==== MATERIAL PROVIDED

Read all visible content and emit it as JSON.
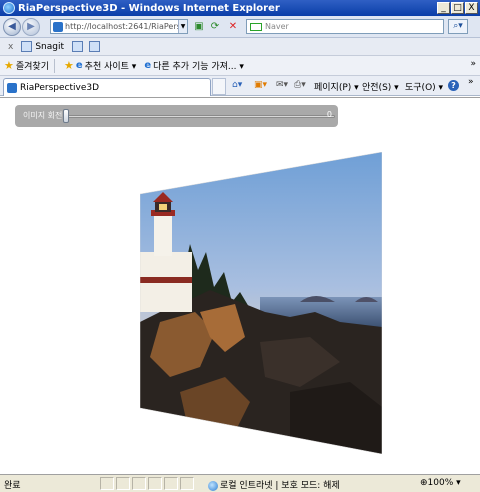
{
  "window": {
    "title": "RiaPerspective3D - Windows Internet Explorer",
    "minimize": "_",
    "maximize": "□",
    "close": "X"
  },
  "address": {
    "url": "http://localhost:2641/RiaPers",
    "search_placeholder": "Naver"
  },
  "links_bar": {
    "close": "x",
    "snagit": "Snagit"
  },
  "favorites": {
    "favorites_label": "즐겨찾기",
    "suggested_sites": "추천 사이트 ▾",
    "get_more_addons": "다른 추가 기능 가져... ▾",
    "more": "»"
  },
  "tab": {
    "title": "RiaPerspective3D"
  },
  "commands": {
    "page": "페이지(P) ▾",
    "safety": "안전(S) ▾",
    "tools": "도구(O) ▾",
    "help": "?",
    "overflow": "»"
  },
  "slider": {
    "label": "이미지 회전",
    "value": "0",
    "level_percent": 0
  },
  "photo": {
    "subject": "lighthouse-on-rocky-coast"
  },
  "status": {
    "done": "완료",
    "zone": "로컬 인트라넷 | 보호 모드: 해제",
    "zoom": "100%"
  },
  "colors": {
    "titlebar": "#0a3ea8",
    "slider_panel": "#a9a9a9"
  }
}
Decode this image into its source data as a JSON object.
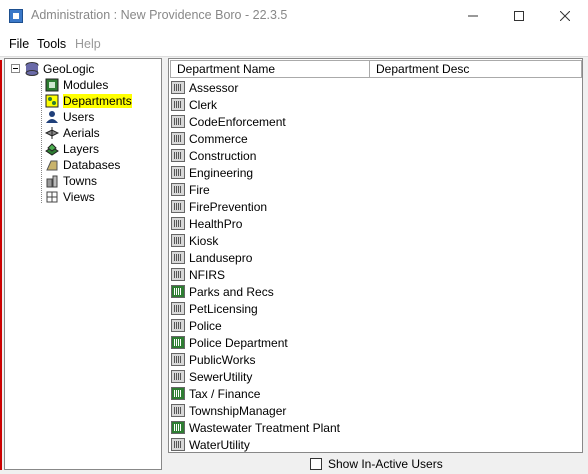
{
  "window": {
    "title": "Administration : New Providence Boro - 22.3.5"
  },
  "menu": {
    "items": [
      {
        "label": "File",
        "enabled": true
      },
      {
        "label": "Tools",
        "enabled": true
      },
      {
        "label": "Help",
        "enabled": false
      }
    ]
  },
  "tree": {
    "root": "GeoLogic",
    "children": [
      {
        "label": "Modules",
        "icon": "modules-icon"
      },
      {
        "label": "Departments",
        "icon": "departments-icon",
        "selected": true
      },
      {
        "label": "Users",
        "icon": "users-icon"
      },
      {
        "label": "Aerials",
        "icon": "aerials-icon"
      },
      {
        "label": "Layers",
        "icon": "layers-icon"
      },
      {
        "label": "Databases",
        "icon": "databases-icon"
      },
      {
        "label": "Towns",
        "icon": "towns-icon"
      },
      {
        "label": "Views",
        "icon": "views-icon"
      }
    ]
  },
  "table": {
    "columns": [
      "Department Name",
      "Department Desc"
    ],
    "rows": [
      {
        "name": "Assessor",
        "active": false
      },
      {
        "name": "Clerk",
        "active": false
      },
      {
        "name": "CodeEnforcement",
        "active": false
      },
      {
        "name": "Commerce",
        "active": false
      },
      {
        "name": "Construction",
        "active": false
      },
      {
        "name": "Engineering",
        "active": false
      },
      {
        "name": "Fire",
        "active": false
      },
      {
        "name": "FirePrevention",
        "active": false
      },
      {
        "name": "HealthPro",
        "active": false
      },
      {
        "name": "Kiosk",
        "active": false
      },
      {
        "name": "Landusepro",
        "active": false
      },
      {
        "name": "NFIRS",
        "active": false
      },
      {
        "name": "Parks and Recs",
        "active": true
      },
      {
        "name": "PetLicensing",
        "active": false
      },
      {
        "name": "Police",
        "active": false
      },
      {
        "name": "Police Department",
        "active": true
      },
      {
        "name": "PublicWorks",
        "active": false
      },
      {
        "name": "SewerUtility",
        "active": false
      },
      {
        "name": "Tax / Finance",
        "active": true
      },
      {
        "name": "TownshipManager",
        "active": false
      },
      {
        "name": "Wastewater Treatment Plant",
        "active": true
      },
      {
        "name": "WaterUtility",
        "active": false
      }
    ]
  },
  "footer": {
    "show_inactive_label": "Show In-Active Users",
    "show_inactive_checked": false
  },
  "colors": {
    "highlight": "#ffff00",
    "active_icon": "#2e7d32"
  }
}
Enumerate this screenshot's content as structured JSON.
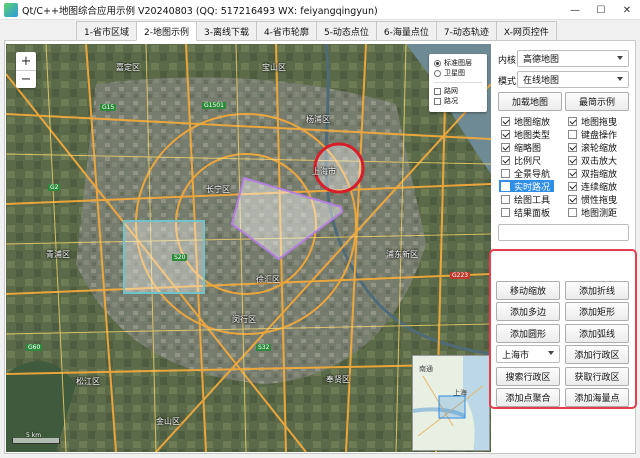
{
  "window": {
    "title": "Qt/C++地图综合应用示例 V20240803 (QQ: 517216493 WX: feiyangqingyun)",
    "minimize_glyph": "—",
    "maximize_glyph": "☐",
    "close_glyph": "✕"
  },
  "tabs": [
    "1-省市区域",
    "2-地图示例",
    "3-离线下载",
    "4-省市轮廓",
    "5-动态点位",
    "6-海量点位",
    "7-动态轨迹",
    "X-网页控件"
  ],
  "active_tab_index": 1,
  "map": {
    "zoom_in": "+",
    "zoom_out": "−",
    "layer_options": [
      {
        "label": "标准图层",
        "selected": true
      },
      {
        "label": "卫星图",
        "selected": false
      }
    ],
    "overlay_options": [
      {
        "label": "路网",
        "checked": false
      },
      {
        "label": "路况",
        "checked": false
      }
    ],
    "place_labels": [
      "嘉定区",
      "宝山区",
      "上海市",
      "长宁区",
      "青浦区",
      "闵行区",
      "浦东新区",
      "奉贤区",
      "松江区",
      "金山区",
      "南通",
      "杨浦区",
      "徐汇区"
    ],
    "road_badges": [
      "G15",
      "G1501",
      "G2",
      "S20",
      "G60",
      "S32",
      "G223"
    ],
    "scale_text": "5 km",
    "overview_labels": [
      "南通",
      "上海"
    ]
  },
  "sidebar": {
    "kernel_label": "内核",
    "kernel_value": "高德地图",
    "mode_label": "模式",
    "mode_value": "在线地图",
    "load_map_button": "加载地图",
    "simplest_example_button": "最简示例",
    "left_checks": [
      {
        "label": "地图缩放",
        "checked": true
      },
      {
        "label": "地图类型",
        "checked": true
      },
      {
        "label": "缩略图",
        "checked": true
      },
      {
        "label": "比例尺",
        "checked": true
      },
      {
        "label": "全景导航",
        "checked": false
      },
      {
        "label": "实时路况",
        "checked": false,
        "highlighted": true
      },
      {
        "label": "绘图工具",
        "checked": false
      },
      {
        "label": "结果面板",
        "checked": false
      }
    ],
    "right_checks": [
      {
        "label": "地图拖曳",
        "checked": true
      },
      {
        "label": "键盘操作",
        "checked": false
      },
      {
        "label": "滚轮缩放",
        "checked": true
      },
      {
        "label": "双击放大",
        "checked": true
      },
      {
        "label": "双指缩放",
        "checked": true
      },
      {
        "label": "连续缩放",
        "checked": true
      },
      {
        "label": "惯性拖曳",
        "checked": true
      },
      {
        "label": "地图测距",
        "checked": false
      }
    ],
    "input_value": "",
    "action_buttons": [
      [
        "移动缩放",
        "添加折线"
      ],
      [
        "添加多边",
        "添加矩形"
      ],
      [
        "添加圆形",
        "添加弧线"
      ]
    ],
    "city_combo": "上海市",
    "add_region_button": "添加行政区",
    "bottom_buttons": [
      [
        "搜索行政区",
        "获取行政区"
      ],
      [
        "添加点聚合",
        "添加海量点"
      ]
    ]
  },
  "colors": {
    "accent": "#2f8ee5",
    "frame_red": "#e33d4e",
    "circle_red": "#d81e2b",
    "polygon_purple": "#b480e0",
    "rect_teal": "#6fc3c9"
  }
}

========

(EXERCISE)
Gather each line from the entries above that includes the word "JSON".

(ANSWER TO THE PROBLEM)
Read all visible content and emit it as JSON.
Decode this image into its source data as a JSON object.
Enumerate this screenshot's content as structured JSON.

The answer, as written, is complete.